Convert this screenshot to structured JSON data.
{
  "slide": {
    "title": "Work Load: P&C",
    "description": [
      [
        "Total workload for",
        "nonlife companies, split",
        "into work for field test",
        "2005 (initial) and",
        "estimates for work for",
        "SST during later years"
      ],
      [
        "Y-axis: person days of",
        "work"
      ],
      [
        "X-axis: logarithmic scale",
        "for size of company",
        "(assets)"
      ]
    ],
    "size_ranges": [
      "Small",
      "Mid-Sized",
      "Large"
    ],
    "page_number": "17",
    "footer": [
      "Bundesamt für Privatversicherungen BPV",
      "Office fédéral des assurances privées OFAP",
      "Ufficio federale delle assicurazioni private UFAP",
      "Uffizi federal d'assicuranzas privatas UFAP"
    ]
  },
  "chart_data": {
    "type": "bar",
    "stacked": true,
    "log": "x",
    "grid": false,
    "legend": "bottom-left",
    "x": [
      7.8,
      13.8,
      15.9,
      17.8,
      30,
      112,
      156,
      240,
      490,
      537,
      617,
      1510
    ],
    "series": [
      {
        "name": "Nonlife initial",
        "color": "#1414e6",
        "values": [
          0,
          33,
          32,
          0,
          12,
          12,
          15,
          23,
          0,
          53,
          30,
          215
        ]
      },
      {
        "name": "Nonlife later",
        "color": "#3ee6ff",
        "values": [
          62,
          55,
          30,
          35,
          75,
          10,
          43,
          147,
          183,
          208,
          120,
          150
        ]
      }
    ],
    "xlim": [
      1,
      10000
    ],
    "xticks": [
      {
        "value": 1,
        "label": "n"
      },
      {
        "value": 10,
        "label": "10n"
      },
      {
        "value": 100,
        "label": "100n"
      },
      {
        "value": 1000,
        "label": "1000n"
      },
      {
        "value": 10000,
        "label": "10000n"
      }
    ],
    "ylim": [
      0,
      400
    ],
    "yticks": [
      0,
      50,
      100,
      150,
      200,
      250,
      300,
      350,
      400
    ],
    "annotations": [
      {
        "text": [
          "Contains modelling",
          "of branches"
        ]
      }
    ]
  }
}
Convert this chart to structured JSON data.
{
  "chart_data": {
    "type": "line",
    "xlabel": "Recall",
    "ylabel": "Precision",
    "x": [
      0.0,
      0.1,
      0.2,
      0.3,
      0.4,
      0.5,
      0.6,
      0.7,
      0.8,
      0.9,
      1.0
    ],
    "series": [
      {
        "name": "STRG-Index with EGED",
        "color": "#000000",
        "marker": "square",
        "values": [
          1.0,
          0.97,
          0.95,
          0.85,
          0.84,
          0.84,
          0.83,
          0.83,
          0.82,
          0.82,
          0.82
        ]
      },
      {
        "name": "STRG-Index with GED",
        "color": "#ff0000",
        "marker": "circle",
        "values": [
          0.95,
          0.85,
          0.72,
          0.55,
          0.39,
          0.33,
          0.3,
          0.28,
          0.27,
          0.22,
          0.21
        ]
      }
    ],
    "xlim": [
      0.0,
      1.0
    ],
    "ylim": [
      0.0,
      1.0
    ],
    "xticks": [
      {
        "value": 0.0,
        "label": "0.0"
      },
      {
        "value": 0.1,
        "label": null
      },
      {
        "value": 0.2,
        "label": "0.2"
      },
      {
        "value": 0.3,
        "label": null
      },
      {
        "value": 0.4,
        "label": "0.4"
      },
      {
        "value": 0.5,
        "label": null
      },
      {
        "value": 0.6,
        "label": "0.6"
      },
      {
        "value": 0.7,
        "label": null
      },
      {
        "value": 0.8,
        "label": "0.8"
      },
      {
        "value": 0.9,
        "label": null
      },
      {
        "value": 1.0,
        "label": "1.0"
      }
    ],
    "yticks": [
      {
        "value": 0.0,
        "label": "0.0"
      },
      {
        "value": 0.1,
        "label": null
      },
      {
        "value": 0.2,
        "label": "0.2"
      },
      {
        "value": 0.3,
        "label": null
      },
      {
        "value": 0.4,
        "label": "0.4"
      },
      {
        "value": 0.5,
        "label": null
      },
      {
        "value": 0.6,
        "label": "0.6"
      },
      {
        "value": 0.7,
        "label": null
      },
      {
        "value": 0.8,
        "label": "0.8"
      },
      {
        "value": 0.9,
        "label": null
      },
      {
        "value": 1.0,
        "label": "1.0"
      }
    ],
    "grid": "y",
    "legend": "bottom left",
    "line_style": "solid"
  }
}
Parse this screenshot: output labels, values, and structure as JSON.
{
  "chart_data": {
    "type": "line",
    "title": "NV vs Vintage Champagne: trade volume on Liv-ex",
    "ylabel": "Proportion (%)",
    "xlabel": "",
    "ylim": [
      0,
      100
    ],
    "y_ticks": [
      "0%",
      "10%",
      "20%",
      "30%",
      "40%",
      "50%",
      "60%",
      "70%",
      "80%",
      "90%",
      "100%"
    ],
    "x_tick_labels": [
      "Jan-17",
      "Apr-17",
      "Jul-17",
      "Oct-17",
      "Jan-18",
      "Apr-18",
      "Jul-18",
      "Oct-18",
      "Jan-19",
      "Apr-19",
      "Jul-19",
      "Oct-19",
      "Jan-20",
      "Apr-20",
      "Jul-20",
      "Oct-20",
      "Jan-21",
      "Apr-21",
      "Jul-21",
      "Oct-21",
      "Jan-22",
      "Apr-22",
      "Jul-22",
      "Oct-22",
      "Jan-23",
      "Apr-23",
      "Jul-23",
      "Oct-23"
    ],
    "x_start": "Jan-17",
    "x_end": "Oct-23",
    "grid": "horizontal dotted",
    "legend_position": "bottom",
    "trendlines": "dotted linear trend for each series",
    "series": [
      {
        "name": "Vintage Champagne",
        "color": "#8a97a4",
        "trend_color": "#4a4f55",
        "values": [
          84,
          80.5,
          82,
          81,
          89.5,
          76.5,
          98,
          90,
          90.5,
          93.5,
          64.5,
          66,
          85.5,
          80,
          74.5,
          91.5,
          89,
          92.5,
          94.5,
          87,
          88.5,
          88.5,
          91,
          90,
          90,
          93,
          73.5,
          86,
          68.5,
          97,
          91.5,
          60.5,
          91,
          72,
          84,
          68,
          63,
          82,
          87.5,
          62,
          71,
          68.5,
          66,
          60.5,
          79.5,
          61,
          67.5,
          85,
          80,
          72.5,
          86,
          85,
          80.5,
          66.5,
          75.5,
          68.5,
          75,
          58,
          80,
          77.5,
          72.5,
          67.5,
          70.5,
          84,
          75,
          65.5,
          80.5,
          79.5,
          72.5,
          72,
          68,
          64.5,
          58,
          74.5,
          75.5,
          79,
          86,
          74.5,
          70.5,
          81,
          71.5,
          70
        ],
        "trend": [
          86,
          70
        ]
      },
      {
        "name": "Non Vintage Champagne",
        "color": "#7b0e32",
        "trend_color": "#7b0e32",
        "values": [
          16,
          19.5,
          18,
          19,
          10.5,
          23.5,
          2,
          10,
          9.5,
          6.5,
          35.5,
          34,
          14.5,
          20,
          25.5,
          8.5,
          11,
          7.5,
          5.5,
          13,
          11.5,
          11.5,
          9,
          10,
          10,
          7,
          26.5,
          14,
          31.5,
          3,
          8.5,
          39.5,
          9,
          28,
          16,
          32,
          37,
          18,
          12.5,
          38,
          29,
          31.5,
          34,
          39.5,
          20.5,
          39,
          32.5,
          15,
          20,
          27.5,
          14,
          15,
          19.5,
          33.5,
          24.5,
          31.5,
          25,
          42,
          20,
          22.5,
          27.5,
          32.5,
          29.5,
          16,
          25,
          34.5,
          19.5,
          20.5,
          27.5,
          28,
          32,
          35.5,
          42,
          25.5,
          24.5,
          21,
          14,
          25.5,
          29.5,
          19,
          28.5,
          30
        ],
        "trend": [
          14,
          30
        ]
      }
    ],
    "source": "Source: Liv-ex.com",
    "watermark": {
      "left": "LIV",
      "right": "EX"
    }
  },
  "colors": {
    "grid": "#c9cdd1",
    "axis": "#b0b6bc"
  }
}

┄┄┄┄┄┄┄┄┄┄┄┄┄┄┄┄┄┄┄┄

__TASK DIRECTIONS__: Copy out every line from the data above that has "with" in it.

__ANSWER FOR THE TASK__:
        "name": "STRG-Index with EGED",
        "name": "STRG-Index with GED",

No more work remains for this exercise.